## [DATA FOR PROCESSING]
(begin)

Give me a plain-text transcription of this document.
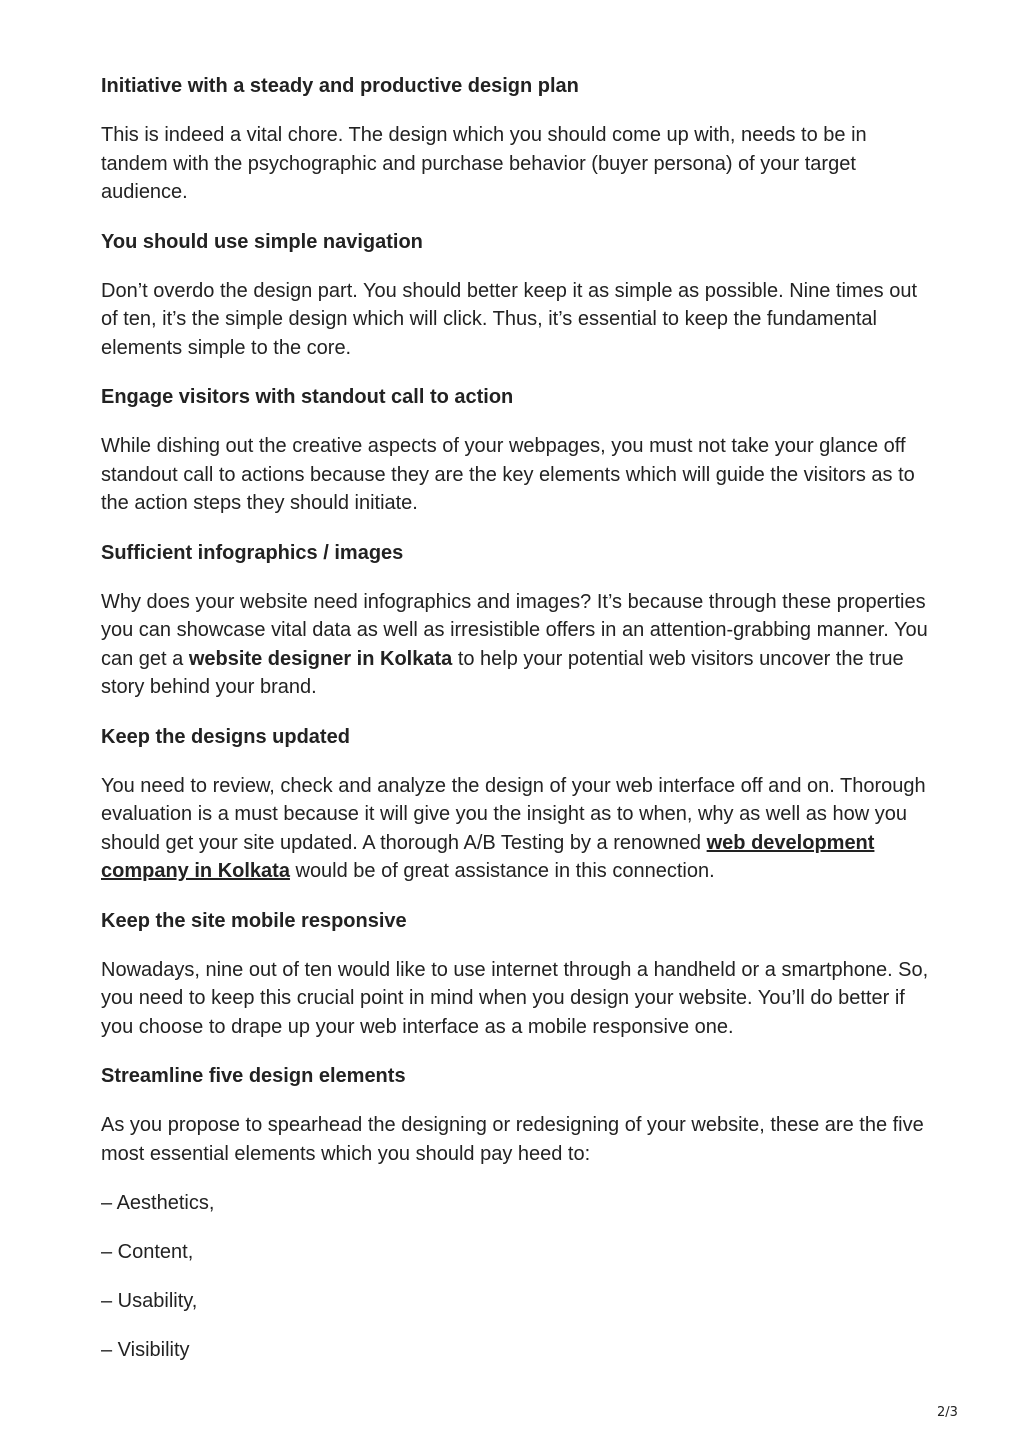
Initiative with a steady and productive design plan
This is indeed a vital chore. The design which you should come up with, needs to be in tandem with the psychographic and purchase behavior (buyer persona) of your target audience.
You should use simple navigation
Don’t overdo the design part. You should better keep it as simple as possible. Nine times out of ten, it’s the simple design which will click. Thus, it’s essential to keep the fundamental elements simple to the core.
Engage visitors with standout call to action
While dishing out the creative aspects of your webpages, you must not take your glance off standout call to actions because they are the key elements which will guide the visitors as to the action steps they should initiate.
Sufficient infographics / images
Why does your website need infographics and images? It’s because through these properties you can showcase vital data as well as irresistible offers in an attention-grabbing manner. You can get a website designer in Kolkata to help your potential web visitors uncover the true story behind your brand.
Keep the designs updated
You need to review, check and analyze the design of your web interface off and on. Thorough evaluation is a must because it will give you the insight as to when, why as well as how you should get your site updated. A thorough A/B Testing by a renowned web development company in Kolkata would be of great assistance in this connection.
Keep the site mobile responsive
Nowadays, nine out of ten would like to use internet through a handheld or a smartphone. So, you need to keep this crucial point in mind when you design your website. You’ll do better if you choose to drape up your web interface as a mobile responsive one.
Streamline five design elements
As you propose to spearhead the designing or redesigning of your website, these are the five most essential elements which you should pay heed to:
– Aesthetics,
– Content,
– Usability,
– Visibility
2/3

(end)

## [STATED PROBLEM]
Reproduce the records above exactly, leaving out every picture they contain.

## [THE REPLY]
Give me a plain-text transcription of this document.
Initiative with a steady and productive design plan
This is indeed a vital chore. The design which you should come up with, needs to be in tandem with the psychographic and purchase behavior (buyer persona) of your target audience.
You should use simple navigation
Don’t overdo the design part. You should better keep it as simple as possible. Nine times out of ten, it’s the simple design which will click. Thus, it’s essential to keep the fundamental elements simple to the core.
Engage visitors with standout call to action
While dishing out the creative aspects of your webpages, you must not take your glance off standout call to actions because they are the key elements which will guide the visitors as to the action steps they should initiate.
Sufficient infographics / images
Why does your website need infographics and images? It’s because through these properties you can showcase vital data as well as irresistible offers in an attention-grabbing manner. You can get a website designer in Kolkata to help your potential web visitors uncover the true story behind your brand.
Keep the designs updated
You need to review, check and analyze the design of your web interface off and on. Thorough evaluation is a must because it will give you the insight as to when, why as well as how you should get your site updated. A thorough A/B Testing by a renowned web development company in Kolkata would be of great assistance in this connection.
Keep the site mobile responsive
Nowadays, nine out of ten would like to use internet through a handheld or a smartphone. So, you need to keep this crucial point in mind when you design your website. You’ll do better if you choose to drape up your web interface as a mobile responsive one.
Streamline five design elements
As you propose to spearhead the designing or redesigning of your website, these are the five most essential elements which you should pay heed to:
– Aesthetics,
– Content,
– Usability,
– Visibility
2/3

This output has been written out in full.